### TASK DIRECTIONS
Every record must be written out once more, with nothing added or omitted.

Stored items from a collection

══════════

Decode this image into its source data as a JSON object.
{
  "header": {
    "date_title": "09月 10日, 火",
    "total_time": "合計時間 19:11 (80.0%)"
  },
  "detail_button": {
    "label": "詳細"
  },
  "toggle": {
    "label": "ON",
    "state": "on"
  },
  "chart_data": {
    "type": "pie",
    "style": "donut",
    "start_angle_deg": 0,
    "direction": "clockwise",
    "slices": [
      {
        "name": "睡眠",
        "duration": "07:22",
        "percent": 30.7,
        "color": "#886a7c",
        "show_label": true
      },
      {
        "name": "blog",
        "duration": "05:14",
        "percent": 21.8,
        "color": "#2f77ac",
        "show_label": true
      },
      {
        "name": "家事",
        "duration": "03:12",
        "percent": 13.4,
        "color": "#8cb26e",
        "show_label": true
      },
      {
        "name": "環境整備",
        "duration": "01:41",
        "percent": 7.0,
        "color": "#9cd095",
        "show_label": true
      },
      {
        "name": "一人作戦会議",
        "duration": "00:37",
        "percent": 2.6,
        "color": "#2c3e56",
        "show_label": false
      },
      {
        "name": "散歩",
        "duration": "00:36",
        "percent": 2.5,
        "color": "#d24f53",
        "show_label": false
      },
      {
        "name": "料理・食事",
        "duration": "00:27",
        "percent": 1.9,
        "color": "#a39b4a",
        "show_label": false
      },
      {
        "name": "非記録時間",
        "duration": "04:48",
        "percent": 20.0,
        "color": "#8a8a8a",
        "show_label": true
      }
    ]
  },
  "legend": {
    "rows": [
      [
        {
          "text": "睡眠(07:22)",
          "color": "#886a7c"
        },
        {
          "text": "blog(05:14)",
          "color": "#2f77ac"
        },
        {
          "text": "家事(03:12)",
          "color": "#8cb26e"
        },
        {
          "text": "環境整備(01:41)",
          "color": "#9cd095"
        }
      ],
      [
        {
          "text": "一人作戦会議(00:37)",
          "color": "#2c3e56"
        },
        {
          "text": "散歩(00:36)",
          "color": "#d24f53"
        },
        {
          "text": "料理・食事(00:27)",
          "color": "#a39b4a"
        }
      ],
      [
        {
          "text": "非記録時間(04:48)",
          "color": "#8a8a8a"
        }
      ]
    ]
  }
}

══════════

### CORRECT RESPONSE
Decode this image into its source data as a JSON object.
{
  "header": {
    "date_title": "09月 10日, 火",
    "total_time": "合計時間 19:11 (80.0%)"
  },
  "detail_button": {
    "label": "詳細"
  },
  "toggle": {
    "label": "ON",
    "state": "on"
  },
  "chart_data": {
    "type": "pie",
    "style": "donut",
    "start_angle_deg": 0,
    "direction": "clockwise",
    "slices": [
      {
        "name": "睡眠",
        "duration": "07:22",
        "percent": 30.7,
        "color": "#886a7c",
        "show_label": true
      },
      {
        "name": "blog",
        "duration": "05:14",
        "percent": 21.8,
        "color": "#2f77ac",
        "show_label": true
      },
      {
        "name": "家事",
        "duration": "03:12",
        "percent": 13.4,
        "color": "#8cb26e",
        "show_label": true
      },
      {
        "name": "環境整備",
        "duration": "01:41",
        "percent": 7.0,
        "color": "#9cd095",
        "show_label": true
      },
      {
        "name": "一人作戦会議",
        "duration": "00:37",
        "percent": 2.6,
        "color": "#2c3e56",
        "show_label": false
      },
      {
        "name": "散歩",
        "duration": "00:36",
        "percent": 2.5,
        "color": "#d24f53",
        "show_label": false
      },
      {
        "name": "料理・食事",
        "duration": "00:27",
        "percent": 1.9,
        "color": "#a39b4a",
        "show_label": false
      },
      {
        "name": "非記録時間",
        "duration": "04:48",
        "percent": 20.0,
        "color": "#8a8a8a",
        "show_label": true
      }
    ]
  },
  "legend": {
    "rows": [
      [
        {
          "text": "睡眠(07:22)",
          "color": "#886a7c"
        },
        {
          "text": "blog(05:14)",
          "color": "#2f77ac"
        },
        {
          "text": "家事(03:12)",
          "color": "#8cb26e"
        },
        {
          "text": "環境整備(01:41)",
          "color": "#9cd095"
        }
      ],
      [
        {
          "text": "一人作戦会議(00:37)",
          "color": "#2c3e56"
        },
        {
          "text": "散歩(00:36)",
          "color": "#d24f53"
        },
        {
          "text": "料理・食事(00:27)",
          "color": "#a39b4a"
        }
      ],
      [
        {
          "text": "非記録時間(04:48)",
          "color": "#8a8a8a"
        }
      ]
    ]
  }
}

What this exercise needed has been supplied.